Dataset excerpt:
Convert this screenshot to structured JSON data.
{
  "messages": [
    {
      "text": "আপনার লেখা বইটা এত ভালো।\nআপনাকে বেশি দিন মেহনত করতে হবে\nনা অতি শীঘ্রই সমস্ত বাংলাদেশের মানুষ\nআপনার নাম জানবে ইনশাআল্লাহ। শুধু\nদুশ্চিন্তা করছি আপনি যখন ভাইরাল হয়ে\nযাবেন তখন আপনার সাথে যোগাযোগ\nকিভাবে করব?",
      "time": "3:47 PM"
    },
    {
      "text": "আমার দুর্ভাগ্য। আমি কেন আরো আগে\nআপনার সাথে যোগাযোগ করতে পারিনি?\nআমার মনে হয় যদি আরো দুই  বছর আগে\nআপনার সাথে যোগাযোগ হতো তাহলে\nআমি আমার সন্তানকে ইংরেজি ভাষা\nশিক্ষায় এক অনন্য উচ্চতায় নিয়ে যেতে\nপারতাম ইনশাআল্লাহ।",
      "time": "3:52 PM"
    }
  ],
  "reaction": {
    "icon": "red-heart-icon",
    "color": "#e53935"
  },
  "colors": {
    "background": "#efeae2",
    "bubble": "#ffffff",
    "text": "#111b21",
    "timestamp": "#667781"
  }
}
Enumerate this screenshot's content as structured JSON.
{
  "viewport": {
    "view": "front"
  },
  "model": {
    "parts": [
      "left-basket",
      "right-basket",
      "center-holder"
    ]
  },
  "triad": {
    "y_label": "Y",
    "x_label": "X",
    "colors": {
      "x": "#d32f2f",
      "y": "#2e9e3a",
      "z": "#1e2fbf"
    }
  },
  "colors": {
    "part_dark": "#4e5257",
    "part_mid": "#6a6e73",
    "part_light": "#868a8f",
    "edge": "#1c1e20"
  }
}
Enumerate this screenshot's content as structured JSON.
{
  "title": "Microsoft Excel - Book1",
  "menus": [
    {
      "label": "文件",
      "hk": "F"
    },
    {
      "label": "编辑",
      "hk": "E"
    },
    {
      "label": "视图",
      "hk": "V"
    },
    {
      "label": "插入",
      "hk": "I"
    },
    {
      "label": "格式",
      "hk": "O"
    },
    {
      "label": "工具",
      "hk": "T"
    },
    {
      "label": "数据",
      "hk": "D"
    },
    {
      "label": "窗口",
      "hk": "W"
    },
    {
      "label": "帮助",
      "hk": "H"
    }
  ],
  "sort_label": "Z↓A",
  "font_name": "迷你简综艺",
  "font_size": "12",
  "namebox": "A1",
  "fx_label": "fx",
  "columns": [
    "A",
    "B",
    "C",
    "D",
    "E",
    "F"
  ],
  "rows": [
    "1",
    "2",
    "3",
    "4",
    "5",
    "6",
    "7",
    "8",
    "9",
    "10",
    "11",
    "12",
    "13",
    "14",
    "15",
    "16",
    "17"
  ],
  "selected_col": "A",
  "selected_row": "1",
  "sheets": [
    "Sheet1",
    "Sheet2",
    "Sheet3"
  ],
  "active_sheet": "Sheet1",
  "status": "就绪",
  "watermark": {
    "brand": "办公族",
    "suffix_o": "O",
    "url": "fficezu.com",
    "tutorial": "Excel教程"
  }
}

Task goal:
Copy all of the data exactly.

Final answer:
Convert this screenshot to structured JSON data.
{
  "messages": [
    {
      "text": "আপনার লেখা বইটা এত ভালো।\nআপনাকে বেশি দিন মেহনত করতে হবে\nনা অতি শীঘ্রই সমস্ত বাংলাদেশের মানুষ\nআপনার নাম জানবে ইনশাআল্লাহ। শুধু\nদুশ্চিন্তা করছি আপনি যখন ভাইরাল হয়ে\nযাবেন তখন আপনার সাথে যোগাযোগ\nকিভাবে করব?",
      "time": "3:47 PM"
    },
    {
      "text": "আমার দুর্ভাগ্য। আমি কেন আরো আগে\nআপনার সাথে যোগাযোগ করতে পারিনি?\nআমার মনে হয় যদি আরো দুই  বছর আগে\nআপনার সাথে যোগাযোগ হতো তাহলে\nআমি আমার সন্তানকে ইংরেজি ভাষা\nশিক্ষায় এক অনন্য উচ্চতায় নিয়ে যেতে\nপারতাম ইনশাআল্লাহ।",
      "time": "3:52 PM"
    }
  ],
  "reaction": {
    "icon": "red-heart-icon",
    "color": "#e53935"
  },
  "colors": {
    "background": "#efeae2",
    "bubble": "#ffffff",
    "text": "#111b21",
    "timestamp": "#667781"
  }
}
Enumerate this screenshot's content as structured JSON.
{
  "viewport": {
    "view": "front"
  },
  "model": {
    "parts": [
      "left-basket",
      "right-basket",
      "center-holder"
    ]
  },
  "triad": {
    "y_label": "Y",
    "x_label": "X",
    "colors": {
      "x": "#d32f2f",
      "y": "#2e9e3a",
      "z": "#1e2fbf"
    }
  },
  "colors": {
    "part_dark": "#4e5257",
    "part_mid": "#6a6e73",
    "part_light": "#868a8f",
    "edge": "#1c1e20"
  }
}
Enumerate this screenshot's content as structured JSON.
{
  "title": "Microsoft Excel - Book1",
  "menus": [
    {
      "label": "文件",
      "hk": "F"
    },
    {
      "label": "编辑",
      "hk": "E"
    },
    {
      "label": "视图",
      "hk": "V"
    },
    {
      "label": "插入",
      "hk": "I"
    },
    {
      "label": "格式",
      "hk": "O"
    },
    {
      "label": "工具",
      "hk": "T"
    },
    {
      "label": "数据",
      "hk": "D"
    },
    {
      "label": "窗口",
      "hk": "W"
    },
    {
      "label": "帮助",
      "hk": "H"
    }
  ],
  "sort_label": "Z↓A",
  "font_name": "迷你简综艺",
  "font_size": "12",
  "namebox": "A1",
  "fx_label": "fx",
  "columns": [
    "A",
    "B",
    "C",
    "D",
    "E",
    "F"
  ],
  "rows": [
    "1",
    "2",
    "3",
    "4",
    "5",
    "6",
    "7",
    "8",
    "9",
    "10",
    "11",
    "12",
    "13",
    "14",
    "15",
    "16",
    "17"
  ],
  "selected_col": "A",
  "selected_row": "1",
  "sheets": [
    "Sheet1",
    "Sheet2",
    "Sheet3"
  ],
  "active_sheet": "Sheet1",
  "status": "就绪",
  "watermark": {
    "brand": "办公族",
    "suffix_o": "O",
    "url": "fficezu.com",
    "tutorial": "Excel教程"
  }
}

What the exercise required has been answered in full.